- [Brief]:
Please pull out every line that includes the string "условий".

- [Information provided]:
☆ ☆ ☆ ☆

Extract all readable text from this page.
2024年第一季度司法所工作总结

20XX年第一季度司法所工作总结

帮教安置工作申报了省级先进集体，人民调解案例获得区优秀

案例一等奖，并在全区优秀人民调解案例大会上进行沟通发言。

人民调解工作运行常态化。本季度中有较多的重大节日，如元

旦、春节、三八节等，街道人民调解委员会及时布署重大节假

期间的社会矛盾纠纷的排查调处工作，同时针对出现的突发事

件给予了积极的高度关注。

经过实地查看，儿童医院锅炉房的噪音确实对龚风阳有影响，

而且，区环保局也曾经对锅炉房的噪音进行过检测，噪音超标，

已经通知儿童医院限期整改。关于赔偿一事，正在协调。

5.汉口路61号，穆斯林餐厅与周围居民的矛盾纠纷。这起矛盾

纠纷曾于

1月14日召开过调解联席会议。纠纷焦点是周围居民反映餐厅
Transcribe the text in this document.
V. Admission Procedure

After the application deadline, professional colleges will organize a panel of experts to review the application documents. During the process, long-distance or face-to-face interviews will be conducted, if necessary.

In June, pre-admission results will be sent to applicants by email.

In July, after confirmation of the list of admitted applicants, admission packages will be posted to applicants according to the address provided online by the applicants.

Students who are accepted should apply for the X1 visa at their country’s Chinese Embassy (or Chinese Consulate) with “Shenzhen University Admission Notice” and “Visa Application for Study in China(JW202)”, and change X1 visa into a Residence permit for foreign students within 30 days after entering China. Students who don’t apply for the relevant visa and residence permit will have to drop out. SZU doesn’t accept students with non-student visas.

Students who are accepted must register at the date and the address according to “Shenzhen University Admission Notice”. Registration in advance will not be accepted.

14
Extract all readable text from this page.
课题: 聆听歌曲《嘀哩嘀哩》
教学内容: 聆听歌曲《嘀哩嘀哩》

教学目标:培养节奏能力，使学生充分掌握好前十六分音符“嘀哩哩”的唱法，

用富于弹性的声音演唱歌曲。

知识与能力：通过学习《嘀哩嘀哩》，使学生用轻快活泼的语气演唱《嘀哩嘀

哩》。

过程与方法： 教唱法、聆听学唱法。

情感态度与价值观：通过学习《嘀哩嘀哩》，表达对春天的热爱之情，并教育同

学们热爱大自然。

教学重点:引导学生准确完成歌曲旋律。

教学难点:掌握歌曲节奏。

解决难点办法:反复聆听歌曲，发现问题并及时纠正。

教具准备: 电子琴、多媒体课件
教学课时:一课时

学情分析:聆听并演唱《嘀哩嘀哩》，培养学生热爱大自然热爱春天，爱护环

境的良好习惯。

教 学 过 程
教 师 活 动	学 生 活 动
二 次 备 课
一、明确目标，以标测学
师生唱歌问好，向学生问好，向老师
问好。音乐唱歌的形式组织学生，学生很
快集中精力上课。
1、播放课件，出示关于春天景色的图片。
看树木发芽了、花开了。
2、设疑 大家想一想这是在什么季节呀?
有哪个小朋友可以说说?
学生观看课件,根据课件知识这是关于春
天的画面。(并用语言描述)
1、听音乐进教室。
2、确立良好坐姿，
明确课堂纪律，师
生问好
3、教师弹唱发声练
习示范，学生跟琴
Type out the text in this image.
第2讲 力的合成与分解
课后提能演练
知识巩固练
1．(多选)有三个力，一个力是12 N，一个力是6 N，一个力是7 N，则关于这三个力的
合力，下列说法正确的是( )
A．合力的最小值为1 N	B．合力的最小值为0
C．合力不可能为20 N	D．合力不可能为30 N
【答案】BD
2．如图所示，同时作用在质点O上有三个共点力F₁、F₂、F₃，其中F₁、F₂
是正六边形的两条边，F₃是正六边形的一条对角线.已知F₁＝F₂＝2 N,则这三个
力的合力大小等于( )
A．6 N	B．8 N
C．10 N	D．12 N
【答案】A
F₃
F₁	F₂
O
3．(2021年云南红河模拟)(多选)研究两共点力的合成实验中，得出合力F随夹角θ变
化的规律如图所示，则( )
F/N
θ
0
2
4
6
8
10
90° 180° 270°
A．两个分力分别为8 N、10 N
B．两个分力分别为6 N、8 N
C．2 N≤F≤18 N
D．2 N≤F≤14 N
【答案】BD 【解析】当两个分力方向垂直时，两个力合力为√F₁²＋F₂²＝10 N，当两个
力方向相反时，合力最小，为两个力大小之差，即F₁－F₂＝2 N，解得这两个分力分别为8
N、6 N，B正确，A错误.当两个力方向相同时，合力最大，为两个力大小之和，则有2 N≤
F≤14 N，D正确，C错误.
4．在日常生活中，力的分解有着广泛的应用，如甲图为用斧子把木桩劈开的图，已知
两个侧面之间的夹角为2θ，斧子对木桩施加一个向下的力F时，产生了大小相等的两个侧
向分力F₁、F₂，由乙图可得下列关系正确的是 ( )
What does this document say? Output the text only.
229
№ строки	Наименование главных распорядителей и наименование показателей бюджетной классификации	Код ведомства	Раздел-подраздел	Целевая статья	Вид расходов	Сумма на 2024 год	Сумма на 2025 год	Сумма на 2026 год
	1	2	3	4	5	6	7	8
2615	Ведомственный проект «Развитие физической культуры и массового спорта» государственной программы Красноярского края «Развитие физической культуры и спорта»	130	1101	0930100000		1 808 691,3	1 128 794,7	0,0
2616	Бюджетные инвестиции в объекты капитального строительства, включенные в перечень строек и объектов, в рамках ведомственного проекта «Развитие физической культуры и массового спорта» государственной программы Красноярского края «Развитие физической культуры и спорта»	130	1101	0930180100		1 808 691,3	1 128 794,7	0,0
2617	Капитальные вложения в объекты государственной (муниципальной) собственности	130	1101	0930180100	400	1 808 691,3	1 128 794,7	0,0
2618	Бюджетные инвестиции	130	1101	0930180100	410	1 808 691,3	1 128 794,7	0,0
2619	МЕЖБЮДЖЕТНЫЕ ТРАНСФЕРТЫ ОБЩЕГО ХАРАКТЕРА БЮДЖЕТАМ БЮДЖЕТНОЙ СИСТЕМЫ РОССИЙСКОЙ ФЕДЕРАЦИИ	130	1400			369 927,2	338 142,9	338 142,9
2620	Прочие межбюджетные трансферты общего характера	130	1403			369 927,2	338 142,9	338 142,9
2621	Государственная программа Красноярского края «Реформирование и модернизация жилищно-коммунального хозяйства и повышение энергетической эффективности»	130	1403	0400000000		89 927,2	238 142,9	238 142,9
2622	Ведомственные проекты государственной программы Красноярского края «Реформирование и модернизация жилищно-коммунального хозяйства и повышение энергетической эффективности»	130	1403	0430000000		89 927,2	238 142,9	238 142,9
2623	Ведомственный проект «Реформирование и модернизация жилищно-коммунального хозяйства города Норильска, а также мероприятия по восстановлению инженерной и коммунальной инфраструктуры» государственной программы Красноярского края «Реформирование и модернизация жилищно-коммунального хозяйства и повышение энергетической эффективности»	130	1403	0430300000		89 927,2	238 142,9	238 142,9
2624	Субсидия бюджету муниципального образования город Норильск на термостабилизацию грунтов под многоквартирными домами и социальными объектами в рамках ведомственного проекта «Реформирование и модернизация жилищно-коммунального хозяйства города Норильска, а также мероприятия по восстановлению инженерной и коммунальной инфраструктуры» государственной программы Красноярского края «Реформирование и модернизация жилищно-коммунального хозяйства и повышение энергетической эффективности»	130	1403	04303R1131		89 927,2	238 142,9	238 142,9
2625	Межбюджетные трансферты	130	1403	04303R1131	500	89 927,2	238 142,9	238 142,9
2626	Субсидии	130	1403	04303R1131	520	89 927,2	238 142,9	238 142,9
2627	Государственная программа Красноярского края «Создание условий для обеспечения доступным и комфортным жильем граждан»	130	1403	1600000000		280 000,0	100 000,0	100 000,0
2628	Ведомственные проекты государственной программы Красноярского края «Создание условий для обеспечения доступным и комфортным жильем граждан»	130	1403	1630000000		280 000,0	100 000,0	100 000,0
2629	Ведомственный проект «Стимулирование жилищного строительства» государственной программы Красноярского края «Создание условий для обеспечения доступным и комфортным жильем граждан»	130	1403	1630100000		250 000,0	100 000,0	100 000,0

☆ ☆ ☆ ☆

- [Finished task]:
2627	Государственная программа Красноярского края «Создание условий для обеспечения доступным и комфортным жильем граждан»	130	1403	1600000000		280 000,0	100 000,0	100 000,0
2628	Ведомственные проекты государственной программы Красноярского края «Создание условий для обеспечения доступным и комфортным жильем граждан»	130	1403	1630000000		280 000,0	100 000,0	100 000,0
2629	Ведомственный проект «Стимулирование жилищного строительства» государственной программы Красноярского края «Создание условий для обеспечения доступным и комфортным жильем граждан»	130	1403	1630100000		250 000,0	100 000,0	100 000,0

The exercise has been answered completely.